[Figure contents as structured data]
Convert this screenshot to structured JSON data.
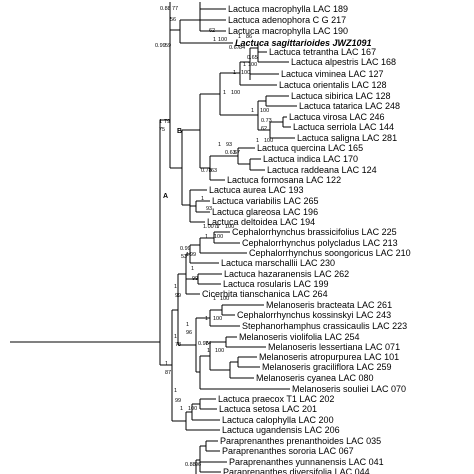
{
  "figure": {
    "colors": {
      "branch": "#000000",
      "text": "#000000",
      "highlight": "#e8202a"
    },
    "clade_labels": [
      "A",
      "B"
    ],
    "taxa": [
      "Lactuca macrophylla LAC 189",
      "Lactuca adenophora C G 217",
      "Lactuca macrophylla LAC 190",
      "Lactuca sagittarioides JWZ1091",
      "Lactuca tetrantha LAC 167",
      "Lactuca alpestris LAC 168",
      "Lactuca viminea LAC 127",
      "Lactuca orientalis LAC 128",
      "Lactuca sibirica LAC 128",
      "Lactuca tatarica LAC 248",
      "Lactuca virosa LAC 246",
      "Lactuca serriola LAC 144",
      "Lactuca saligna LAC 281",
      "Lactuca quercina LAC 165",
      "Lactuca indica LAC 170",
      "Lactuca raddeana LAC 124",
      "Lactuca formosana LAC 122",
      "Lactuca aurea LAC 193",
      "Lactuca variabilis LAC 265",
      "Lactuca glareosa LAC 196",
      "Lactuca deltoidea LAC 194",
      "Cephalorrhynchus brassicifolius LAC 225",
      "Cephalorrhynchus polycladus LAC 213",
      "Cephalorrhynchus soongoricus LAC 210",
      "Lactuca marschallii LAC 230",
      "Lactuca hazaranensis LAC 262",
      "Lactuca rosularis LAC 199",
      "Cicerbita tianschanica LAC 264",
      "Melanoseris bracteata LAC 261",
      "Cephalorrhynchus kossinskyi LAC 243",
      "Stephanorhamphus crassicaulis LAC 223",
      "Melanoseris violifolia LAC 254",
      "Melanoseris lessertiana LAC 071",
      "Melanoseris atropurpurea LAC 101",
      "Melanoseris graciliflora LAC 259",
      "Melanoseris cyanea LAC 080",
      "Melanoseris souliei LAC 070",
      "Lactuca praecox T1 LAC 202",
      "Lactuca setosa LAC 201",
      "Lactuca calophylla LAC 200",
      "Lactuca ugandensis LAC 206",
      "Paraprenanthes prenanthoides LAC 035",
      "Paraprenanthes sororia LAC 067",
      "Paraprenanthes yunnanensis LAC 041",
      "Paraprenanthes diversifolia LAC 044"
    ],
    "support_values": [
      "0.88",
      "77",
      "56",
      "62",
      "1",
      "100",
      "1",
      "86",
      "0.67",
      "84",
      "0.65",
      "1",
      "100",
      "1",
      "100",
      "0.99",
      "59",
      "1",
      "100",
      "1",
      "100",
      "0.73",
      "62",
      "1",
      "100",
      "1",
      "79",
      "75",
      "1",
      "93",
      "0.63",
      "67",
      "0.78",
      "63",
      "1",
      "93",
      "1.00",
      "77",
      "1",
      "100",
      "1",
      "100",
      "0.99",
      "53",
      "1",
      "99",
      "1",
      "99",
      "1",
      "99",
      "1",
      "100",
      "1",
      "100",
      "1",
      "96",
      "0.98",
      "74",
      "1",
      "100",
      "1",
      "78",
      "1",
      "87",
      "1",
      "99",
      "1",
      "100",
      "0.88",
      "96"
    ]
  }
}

EXERCISE TASK: Your task is to report how many lines of the material include the string "macrophylla". Give the number and no other words.

SOLUTION TO THIS TASK: 2